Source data
++++++++++++++++++++

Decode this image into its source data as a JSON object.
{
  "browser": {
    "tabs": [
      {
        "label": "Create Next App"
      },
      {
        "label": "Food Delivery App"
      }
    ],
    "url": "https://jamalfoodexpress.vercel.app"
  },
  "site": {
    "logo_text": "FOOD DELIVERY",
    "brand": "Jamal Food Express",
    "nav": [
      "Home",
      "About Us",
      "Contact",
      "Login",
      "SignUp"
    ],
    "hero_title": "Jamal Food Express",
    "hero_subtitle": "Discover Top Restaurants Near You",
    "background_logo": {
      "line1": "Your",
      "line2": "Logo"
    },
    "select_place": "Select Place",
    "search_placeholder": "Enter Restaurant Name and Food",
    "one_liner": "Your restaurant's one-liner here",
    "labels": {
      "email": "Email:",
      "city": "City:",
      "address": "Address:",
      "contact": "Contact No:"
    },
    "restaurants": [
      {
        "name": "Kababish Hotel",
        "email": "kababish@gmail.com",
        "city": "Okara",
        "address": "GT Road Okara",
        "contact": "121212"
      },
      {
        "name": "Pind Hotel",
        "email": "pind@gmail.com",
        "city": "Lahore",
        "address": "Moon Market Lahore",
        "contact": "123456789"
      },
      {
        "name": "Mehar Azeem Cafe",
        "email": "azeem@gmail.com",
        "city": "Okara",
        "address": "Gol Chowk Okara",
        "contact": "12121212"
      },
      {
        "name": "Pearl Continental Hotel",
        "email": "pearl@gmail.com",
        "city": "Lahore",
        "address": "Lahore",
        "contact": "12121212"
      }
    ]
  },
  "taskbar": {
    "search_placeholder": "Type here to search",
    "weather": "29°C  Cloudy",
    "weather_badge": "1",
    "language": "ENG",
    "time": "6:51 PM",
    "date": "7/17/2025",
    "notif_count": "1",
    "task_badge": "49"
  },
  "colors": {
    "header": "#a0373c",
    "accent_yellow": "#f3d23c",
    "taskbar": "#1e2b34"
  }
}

++++++++++++++++++++

» **YOUR INSTRUCTIONS**: Output the listing above word for word.

» **EXERCISE RESULT**:
Decode this image into its source data as a JSON object.
{
  "browser": {
    "tabs": [
      {
        "label": "Create Next App"
      },
      {
        "label": "Food Delivery App"
      }
    ],
    "url": "https://jamalfoodexpress.vercel.app"
  },
  "site": {
    "logo_text": "FOOD DELIVERY",
    "brand": "Jamal Food Express",
    "nav": [
      "Home",
      "About Us",
      "Contact",
      "Login",
      "SignUp"
    ],
    "hero_title": "Jamal Food Express",
    "hero_subtitle": "Discover Top Restaurants Near You",
    "background_logo": {
      "line1": "Your",
      "line2": "Logo"
    },
    "select_place": "Select Place",
    "search_placeholder": "Enter Restaurant Name and Food",
    "one_liner": "Your restaurant's one-liner here",
    "labels": {
      "email": "Email:",
      "city": "City:",
      "address": "Address:",
      "contact": "Contact No:"
    },
    "restaurants": [
      {
        "name": "Kababish Hotel",
        "email": "kababish@gmail.com",
        "city": "Okara",
        "address": "GT Road Okara",
        "contact": "121212"
      },
      {
        "name": "Pind Hotel",
        "email": "pind@gmail.com",
        "city": "Lahore",
        "address": "Moon Market Lahore",
        "contact": "123456789"
      },
      {
        "name": "Mehar Azeem Cafe",
        "email": "azeem@gmail.com",
        "city": "Okara",
        "address": "Gol Chowk Okara",
        "contact": "12121212"
      },
      {
        "name": "Pearl Continental Hotel",
        "email": "pearl@gmail.com",
        "city": "Lahore",
        "address": "Lahore",
        "contact": "12121212"
      }
    ]
  },
  "taskbar": {
    "search_placeholder": "Type here to search",
    "weather": "29°C  Cloudy",
    "weather_badge": "1",
    "language": "ENG",
    "time": "6:51 PM",
    "date": "7/17/2025",
    "notif_count": "1",
    "task_badge": "49"
  },
  "colors": {
    "header": "#a0373c",
    "accent_yellow": "#f3d23c",
    "taskbar": "#1e2b34"
  }
}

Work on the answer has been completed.